### Directions
List all lines in the material below that contain "вперед".
....................
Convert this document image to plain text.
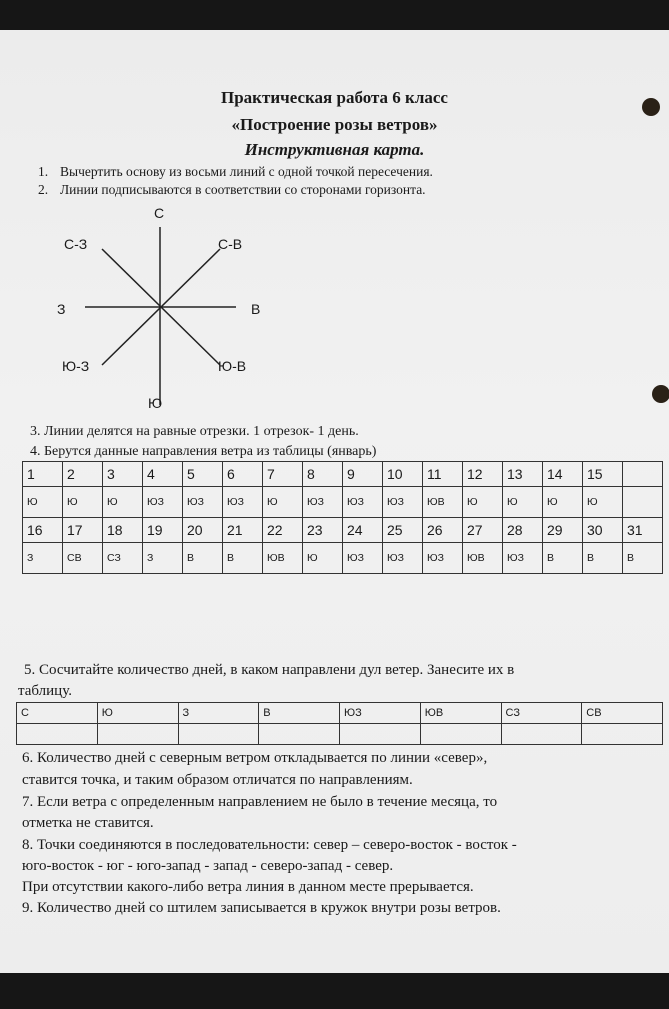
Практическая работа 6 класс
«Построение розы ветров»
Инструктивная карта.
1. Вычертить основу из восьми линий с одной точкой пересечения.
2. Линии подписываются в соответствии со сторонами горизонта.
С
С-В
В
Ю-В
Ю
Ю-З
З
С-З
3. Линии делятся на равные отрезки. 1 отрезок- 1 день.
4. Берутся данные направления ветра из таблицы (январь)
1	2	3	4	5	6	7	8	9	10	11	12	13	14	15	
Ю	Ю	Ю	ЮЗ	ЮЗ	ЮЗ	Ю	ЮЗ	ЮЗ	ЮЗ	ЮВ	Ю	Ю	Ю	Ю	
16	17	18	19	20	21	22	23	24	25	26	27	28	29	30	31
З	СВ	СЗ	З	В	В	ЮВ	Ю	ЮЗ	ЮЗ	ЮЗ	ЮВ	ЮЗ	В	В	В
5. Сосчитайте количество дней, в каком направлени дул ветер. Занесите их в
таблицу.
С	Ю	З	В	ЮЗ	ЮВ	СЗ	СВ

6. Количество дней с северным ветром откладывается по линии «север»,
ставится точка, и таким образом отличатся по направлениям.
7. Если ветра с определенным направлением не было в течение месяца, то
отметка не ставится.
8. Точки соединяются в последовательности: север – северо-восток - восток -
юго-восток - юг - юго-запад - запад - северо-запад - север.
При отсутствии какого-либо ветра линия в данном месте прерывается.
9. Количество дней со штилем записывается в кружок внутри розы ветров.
....................
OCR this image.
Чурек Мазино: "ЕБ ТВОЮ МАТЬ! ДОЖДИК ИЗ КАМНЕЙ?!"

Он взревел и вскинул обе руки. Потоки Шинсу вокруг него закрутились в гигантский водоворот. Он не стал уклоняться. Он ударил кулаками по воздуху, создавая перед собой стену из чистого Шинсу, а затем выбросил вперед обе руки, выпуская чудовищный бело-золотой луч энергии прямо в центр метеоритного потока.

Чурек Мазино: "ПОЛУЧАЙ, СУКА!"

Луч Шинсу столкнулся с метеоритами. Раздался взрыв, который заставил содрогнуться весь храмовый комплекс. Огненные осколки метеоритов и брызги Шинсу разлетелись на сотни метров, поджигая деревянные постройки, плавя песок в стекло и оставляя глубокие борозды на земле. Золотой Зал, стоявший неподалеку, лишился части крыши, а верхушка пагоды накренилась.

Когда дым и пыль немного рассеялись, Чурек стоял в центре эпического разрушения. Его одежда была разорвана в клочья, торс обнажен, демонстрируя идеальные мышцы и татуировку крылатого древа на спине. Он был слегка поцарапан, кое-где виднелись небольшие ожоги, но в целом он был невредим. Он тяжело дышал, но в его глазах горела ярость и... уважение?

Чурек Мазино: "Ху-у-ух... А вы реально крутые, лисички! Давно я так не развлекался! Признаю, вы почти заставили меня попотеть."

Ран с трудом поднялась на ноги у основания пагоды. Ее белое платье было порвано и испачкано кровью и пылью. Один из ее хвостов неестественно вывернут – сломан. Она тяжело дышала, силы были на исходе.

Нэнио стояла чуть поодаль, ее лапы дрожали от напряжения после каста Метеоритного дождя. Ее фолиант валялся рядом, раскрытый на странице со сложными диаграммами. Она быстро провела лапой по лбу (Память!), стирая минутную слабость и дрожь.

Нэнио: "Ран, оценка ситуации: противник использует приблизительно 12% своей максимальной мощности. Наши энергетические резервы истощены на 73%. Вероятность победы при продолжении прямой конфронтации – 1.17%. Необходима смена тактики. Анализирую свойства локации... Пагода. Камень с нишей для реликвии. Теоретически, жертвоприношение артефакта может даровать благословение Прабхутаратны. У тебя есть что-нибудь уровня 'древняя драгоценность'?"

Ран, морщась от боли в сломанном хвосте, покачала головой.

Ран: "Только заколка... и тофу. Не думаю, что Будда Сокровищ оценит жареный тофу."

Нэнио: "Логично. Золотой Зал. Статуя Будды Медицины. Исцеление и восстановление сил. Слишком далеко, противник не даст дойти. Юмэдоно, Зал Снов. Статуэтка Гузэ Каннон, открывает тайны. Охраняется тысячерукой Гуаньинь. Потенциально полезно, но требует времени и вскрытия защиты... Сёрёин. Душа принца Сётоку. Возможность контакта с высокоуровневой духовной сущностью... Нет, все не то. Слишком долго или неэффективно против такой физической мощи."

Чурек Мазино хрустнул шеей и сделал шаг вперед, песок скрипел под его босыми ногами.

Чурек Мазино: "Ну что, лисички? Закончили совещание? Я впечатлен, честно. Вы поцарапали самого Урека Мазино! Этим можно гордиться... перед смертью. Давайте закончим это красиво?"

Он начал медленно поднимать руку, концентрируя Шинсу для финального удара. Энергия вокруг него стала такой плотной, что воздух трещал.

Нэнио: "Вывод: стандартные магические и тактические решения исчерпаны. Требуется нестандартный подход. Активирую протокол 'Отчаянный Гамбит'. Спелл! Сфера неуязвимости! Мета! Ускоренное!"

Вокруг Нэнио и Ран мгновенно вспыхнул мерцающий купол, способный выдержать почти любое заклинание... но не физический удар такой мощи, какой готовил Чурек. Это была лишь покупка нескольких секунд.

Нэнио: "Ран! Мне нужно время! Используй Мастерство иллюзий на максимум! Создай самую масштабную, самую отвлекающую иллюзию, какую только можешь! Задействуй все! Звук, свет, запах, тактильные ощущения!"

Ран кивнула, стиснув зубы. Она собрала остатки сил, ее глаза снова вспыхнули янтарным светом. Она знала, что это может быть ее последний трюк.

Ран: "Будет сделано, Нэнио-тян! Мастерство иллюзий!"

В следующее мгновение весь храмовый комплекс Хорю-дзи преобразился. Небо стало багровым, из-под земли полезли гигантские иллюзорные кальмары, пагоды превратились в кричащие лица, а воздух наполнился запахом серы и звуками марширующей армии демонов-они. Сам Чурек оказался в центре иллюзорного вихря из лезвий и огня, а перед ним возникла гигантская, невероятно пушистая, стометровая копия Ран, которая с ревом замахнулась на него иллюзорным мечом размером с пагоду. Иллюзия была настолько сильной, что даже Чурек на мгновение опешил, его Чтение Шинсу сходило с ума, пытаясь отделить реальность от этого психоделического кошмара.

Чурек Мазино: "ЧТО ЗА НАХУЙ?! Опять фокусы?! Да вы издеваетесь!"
....................
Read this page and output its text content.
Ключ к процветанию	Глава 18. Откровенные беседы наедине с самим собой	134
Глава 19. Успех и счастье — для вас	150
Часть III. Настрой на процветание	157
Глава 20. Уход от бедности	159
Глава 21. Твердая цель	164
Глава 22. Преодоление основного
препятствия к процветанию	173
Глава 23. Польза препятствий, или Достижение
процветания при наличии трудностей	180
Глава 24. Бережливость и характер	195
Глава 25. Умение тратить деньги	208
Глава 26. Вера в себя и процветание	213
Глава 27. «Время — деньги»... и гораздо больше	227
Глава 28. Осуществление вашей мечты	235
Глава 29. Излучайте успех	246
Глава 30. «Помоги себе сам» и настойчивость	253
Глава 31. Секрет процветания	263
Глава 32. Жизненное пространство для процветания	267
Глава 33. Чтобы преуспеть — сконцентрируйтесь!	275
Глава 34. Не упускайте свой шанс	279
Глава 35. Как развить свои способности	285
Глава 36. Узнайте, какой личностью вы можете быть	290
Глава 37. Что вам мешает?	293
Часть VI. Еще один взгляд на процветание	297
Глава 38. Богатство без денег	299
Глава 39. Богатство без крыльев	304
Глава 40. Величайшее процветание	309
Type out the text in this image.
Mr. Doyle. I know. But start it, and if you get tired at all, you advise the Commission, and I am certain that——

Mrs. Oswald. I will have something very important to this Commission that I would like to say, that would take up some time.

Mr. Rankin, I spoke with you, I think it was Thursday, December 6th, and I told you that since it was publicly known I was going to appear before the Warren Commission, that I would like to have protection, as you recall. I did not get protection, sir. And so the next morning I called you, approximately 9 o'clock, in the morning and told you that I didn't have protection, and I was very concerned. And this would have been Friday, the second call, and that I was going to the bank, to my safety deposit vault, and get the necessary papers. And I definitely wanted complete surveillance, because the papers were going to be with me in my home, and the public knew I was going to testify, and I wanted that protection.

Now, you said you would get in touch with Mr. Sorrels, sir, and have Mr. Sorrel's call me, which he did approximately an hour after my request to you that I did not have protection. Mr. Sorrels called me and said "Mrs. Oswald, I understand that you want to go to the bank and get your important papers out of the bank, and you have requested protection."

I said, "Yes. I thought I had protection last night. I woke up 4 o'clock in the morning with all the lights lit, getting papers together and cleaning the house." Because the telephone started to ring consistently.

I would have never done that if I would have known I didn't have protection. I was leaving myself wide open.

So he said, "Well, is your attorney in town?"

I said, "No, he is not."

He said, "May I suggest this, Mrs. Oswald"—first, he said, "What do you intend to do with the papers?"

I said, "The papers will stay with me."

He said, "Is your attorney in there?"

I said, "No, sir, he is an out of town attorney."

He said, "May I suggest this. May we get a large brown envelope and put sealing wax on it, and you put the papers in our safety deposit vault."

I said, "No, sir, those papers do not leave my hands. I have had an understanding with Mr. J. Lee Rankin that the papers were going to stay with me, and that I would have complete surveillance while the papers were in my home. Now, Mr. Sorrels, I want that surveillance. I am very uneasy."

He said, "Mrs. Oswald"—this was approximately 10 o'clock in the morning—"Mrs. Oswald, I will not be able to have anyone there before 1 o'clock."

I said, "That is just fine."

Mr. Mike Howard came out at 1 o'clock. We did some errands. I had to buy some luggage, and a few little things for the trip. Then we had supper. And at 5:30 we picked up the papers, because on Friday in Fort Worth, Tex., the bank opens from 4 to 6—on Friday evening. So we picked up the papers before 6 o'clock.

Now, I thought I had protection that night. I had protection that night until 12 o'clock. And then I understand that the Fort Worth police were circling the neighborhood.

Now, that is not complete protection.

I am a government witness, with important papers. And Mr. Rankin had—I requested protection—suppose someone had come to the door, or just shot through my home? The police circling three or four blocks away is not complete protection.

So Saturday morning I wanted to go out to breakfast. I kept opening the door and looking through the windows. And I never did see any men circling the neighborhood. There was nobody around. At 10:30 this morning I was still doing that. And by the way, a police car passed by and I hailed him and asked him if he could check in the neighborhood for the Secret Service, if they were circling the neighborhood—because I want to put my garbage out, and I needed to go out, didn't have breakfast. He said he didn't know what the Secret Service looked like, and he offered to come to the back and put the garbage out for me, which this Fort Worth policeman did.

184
....................
### Correct response
Он взревел и вскинул обе руки. Потоки Шинсу вокруг него закрутились в гигантский водоворот. Он не стал уклоняться. Он ударил кулаками по воздуху, создавая перед собой стену из чистого Шинсу, а затем выбросил вперед обе руки, выпуская чудовищный бело-золотой луч энергии прямо в центр метеоритного потока.
Чурек Мазино хрустнул шеей и сделал шаг вперед, песок скрипел под его босыми ногами.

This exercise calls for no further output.